__STATED GOAL__
Restate the full set of records exactly, word for word.
------------------------------
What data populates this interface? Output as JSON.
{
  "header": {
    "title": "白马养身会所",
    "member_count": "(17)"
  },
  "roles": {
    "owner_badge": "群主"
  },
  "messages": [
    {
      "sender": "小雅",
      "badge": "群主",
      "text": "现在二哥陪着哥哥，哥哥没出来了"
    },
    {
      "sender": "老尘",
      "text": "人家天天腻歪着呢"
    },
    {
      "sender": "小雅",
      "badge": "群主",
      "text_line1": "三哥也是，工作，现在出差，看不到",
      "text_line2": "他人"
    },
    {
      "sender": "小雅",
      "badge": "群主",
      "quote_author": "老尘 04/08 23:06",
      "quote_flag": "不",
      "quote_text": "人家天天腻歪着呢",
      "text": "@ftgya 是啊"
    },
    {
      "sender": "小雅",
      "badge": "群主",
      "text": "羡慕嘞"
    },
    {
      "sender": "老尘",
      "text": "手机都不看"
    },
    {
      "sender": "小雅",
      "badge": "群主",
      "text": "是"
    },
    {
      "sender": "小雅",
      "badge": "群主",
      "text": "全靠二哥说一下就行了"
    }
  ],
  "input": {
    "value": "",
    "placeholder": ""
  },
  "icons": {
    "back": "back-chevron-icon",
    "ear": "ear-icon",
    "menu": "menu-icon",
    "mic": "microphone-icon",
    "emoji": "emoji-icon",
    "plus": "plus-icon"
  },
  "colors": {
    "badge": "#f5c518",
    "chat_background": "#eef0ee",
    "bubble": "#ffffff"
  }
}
------------------------------
__OUTPUT FOR THIS EXERCISE__
What data populates this interface? Output as JSON.
{
  "header": {
    "title": "白马养身会所",
    "member_count": "(17)"
  },
  "roles": {
    "owner_badge": "群主"
  },
  "messages": [
    {
      "sender": "小雅",
      "badge": "群主",
      "text": "现在二哥陪着哥哥，哥哥没出来了"
    },
    {
      "sender": "老尘",
      "text": "人家天天腻歪着呢"
    },
    {
      "sender": "小雅",
      "badge": "群主",
      "text_line1": "三哥也是，工作，现在出差，看不到",
      "text_line2": "他人"
    },
    {
      "sender": "小雅",
      "badge": "群主",
      "quote_author": "老尘 04/08 23:06",
      "quote_flag": "不",
      "quote_text": "人家天天腻歪着呢",
      "text": "@ftgya 是啊"
    },
    {
      "sender": "小雅",
      "badge": "群主",
      "text": "羡慕嘞"
    },
    {
      "sender": "老尘",
      "text": "手机都不看"
    },
    {
      "sender": "小雅",
      "badge": "群主",
      "text": "是"
    },
    {
      "sender": "小雅",
      "badge": "群主",
      "text": "全靠二哥说一下就行了"
    }
  ],
  "input": {
    "value": "",
    "placeholder": ""
  },
  "icons": {
    "back": "back-chevron-icon",
    "ear": "ear-icon",
    "menu": "menu-icon",
    "mic": "microphone-icon",
    "emoji": "emoji-icon",
    "plus": "plus-icon"
  },
  "colors": {
    "badge": "#f5c518",
    "chat_background": "#eef0ee",
    "bubble": "#ffffff"
  }
}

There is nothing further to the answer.